* **WORK INSTRUCTIONS**: All of the records below need to be copied exactly.
....
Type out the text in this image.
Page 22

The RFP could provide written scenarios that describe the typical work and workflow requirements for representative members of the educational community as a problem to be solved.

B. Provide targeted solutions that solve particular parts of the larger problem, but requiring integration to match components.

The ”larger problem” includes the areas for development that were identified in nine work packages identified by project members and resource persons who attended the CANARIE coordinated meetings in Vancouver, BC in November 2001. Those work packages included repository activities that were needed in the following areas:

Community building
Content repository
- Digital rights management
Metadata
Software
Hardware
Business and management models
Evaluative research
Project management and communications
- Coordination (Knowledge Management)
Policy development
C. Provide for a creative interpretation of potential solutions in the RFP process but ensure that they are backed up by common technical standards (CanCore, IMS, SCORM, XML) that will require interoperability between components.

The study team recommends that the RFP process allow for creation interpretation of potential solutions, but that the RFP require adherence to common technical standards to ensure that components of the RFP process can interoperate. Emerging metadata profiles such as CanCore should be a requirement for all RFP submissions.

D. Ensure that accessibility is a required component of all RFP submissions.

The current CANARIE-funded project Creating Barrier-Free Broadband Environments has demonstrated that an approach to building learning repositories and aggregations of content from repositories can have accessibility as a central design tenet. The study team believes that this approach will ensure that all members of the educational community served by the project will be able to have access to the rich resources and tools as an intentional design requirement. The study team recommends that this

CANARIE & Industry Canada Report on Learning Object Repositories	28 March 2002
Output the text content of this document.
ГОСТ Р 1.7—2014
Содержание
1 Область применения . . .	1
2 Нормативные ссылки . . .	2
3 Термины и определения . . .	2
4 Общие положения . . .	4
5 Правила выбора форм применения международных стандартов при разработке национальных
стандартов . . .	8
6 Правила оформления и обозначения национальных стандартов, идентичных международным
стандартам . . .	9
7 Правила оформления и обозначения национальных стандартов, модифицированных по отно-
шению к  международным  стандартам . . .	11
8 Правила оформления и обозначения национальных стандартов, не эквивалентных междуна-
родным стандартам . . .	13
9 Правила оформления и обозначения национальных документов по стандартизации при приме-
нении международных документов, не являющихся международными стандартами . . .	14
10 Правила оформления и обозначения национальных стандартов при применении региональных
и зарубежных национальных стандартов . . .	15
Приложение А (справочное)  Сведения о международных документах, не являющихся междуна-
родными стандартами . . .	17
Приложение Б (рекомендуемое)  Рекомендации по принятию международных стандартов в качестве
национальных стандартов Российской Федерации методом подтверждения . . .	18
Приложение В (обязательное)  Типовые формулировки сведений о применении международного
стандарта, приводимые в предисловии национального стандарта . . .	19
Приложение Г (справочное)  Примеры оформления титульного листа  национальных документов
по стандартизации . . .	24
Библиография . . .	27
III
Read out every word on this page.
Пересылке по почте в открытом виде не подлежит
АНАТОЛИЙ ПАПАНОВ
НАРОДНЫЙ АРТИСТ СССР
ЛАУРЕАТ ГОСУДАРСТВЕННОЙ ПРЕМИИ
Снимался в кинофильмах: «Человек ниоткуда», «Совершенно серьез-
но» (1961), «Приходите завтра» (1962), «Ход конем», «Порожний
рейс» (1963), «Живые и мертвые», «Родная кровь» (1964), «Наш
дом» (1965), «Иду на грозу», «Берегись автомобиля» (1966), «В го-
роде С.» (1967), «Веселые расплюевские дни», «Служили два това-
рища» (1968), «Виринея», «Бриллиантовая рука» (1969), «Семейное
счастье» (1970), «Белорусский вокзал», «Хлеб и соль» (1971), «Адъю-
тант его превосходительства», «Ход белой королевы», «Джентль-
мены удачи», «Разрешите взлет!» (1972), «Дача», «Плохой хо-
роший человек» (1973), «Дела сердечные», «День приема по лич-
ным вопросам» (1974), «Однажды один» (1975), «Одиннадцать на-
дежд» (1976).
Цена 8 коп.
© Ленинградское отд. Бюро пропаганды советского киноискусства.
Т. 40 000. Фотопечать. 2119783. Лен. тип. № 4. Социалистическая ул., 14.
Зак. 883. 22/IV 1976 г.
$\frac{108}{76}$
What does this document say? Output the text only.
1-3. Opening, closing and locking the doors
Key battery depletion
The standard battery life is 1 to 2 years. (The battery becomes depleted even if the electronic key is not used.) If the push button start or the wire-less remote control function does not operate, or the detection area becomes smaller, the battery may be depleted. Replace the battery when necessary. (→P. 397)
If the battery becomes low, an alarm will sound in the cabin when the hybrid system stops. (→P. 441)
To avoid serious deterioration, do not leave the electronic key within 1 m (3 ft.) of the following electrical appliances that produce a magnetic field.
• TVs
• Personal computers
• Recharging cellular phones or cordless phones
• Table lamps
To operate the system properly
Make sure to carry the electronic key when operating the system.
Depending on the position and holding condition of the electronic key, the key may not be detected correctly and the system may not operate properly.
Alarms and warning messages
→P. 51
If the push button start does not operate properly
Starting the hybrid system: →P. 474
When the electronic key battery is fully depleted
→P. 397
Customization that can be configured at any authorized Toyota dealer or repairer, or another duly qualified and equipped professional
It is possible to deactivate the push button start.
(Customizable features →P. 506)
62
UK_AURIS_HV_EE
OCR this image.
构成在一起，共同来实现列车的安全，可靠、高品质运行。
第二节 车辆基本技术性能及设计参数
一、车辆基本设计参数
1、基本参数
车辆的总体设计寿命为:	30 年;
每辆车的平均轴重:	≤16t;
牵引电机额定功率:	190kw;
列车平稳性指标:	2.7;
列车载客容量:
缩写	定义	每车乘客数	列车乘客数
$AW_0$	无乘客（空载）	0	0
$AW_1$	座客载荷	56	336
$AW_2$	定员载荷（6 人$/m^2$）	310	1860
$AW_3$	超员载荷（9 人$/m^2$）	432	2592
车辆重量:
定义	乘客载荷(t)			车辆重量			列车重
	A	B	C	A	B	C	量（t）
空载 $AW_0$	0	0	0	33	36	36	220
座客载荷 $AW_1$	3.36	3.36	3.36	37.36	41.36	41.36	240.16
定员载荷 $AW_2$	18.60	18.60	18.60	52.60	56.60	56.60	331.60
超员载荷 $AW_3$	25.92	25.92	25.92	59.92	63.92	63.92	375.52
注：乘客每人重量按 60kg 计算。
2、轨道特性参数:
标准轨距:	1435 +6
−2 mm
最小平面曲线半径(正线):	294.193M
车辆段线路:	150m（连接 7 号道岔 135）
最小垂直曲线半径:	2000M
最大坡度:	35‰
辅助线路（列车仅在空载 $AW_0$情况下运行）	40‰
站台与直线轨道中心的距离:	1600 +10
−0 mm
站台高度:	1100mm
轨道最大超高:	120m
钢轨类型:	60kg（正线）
....
* **WORKED SOLUTION**:
Type out the text in this image.
Page 22

The RFP could provide written scenarios that describe the typical work and workflow requirements for representative members of the educational community as a problem to be solved.

B. Provide targeted solutions that solve particular parts of the larger problem, but requiring integration to match components.

The ”larger problem” includes the areas for development that were identified in nine work packages identified by project members and resource persons who attended the CANARIE coordinated meetings in Vancouver, BC in November 2001. Those work packages included repository activities that were needed in the following areas:

Community building
Content repository
- Digital rights management
Metadata
Software
Hardware
Business and management models
Evaluative research
Project management and communications
- Coordination (Knowledge Management)
Policy development
C. Provide for a creative interpretation of potential solutions in the RFP process but ensure that they are backed up by common technical standards (CanCore, IMS, SCORM, XML) that will require interoperability between components.

The study team recommends that the RFP process allow for creation interpretation of potential solutions, but that the RFP require adherence to common technical standards to ensure that components of the RFP process can interoperate. Emerging metadata profiles such as CanCore should be a requirement for all RFP submissions.

D. Ensure that accessibility is a required component of all RFP submissions.

The current CANARIE-funded project Creating Barrier-Free Broadband Environments has demonstrated that an approach to building learning repositories and aggregations of content from repositories can have accessibility as a central design tenet. The study team believes that this approach will ensure that all members of the educational community served by the project will be able to have access to the rich resources and tools as an intentional design requirement. The study team recommends that this

CANARIE & Industry Canada Report on Learning Object Repositories	28 March 2002
Output the text content of this document.
ГОСТ Р 1.7—2014
Содержание
1 Область применения . . .	1
2 Нормативные ссылки . . .	2
3 Термины и определения . . .	2
4 Общие положения . . .	4
5 Правила выбора форм применения международных стандартов при разработке национальных
стандартов . . .	8
6 Правила оформления и обозначения национальных стандартов, идентичных международным
стандартам . . .	9
7 Правила оформления и обозначения национальных стандартов, модифицированных по отно-
шению к  международным  стандартам . . .	11
8 Правила оформления и обозначения национальных стандартов, не эквивалентных междуна-
родным стандартам . . .	13
9 Правила оформления и обозначения национальных документов по стандартизации при приме-
нении международных документов, не являющихся международными стандартами . . .	14
10 Правила оформления и обозначения национальных стандартов при применении региональных
и зарубежных национальных стандартов . . .	15
Приложение А (справочное)  Сведения о международных документах, не являющихся междуна-
родными стандартами . . .	17
Приложение Б (рекомендуемое)  Рекомендации по принятию международных стандартов в качестве
национальных стандартов Российской Федерации методом подтверждения . . .	18
Приложение В (обязательное)  Типовые формулировки сведений о применении международного
стандарта, приводимые в предисловии национального стандарта . . .	19
Приложение Г (справочное)  Примеры оформления титульного листа  национальных документов
по стандартизации . . .	24
Библиография . . .	27
III
Read out every word on this page.
Пересылке по почте в открытом виде не подлежит
АНАТОЛИЙ ПАПАНОВ
НАРОДНЫЙ АРТИСТ СССР
ЛАУРЕАТ ГОСУДАРСТВЕННОЙ ПРЕМИИ
Снимался в кинофильмах: «Человек ниоткуда», «Совершенно серьез-
но» (1961), «Приходите завтра» (1962), «Ход конем», «Порожний
рейс» (1963), «Живые и мертвые», «Родная кровь» (1964), «Наш
дом» (1965), «Иду на грозу», «Берегись автомобиля» (1966), «В го-
роде С.» (1967), «Веселые расплюевские дни», «Служили два това-
рища» (1968), «Виринея», «Бриллиантовая рука» (1969), «Семейное
счастье» (1970), «Белорусский вокзал», «Хлеб и соль» (1971), «Адъю-
тант его превосходительства», «Ход белой королевы», «Джентль-
мены удачи», «Разрешите взлет!» (1972), «Дача», «Плохой хо-
роший человек» (1973), «Дела сердечные», «День приема по лич-
ным вопросам» (1974), «Однажды один» (1975), «Одиннадцать на-
дежд» (1976).
Цена 8 коп.
© Ленинградское отд. Бюро пропаганды советского киноискусства.
Т. 40 000. Фотопечать. 2119783. Лен. тип. № 4. Социалистическая ул., 14.
Зак. 883. 22/IV 1976 г.
$\frac{108}{76}$
What does this document say? Output the text only.
1-3. Opening, closing and locking the doors
Key battery depletion
The standard battery life is 1 to 2 years. (The battery becomes depleted even if the electronic key is not used.) If the push button start or the wire-less remote control function does not operate, or the detection area becomes smaller, the battery may be depleted. Replace the battery when necessary. (→P. 397)
If the battery becomes low, an alarm will sound in the cabin when the hybrid system stops. (→P. 441)
To avoid serious deterioration, do not leave the electronic key within 1 m (3 ft.) of the following electrical appliances that produce a magnetic field.
• TVs
• Personal computers
• Recharging cellular phones or cordless phones
• Table lamps
To operate the system properly
Make sure to carry the electronic key when operating the system.
Depending on the position and holding condition of the electronic key, the key may not be detected correctly and the system may not operate properly.
Alarms and warning messages
→P. 51
If the push button start does not operate properly
Starting the hybrid system: →P. 474
When the electronic key battery is fully depleted
→P. 397
Customization that can be configured at any authorized Toyota dealer or repairer, or another duly qualified and equipped professional
It is possible to deactivate the push button start.
(Customizable features →P. 506)
62
UK_AURIS_HV_EE
OCR this image.
构成在一起，共同来实现列车的安全，可靠、高品质运行。
第二节 车辆基本技术性能及设计参数
一、车辆基本设计参数
1、基本参数
车辆的总体设计寿命为:	30 年;
每辆车的平均轴重:	≤16t;
牵引电机额定功率:	190kw;
列车平稳性指标:	2.7;
列车载客容量:
缩写	定义	每车乘客数	列车乘客数
$AW_0$	无乘客（空载）	0	0
$AW_1$	座客载荷	56	336
$AW_2$	定员载荷（6 人$/m^2$）	310	1860
$AW_3$	超员载荷（9 人$/m^2$）	432	2592
车辆重量:
定义	乘客载荷(t)			车辆重量			列车重
	A	B	C	A	B	C	量（t）
空载 $AW_0$	0	0	0	33	36	36	220
座客载荷 $AW_1$	3.36	3.36	3.36	37.36	41.36	41.36	240.16
定员载荷 $AW_2$	18.60	18.60	18.60	52.60	56.60	56.60	331.60
超员载荷 $AW_3$	25.92	25.92	25.92	59.92	63.92	63.92	375.52
注：乘客每人重量按 60kg 计算。
2、轨道特性参数:
标准轨距:	1435 +6
−2 mm
最小平面曲线半径(正线):	294.193M
车辆段线路:	150m（连接 7 号道岔 135）
最小垂直曲线半径:	2000M
最大坡度:	35‰
辅助线路（列车仅在空载 $AW_0$情况下运行）	40‰
站台与直线轨道中心的距离:	1600 +10
−0 mm
站台高度:	1100mm
轨道最大超高:	120m
钢轨类型:	60kg（正线）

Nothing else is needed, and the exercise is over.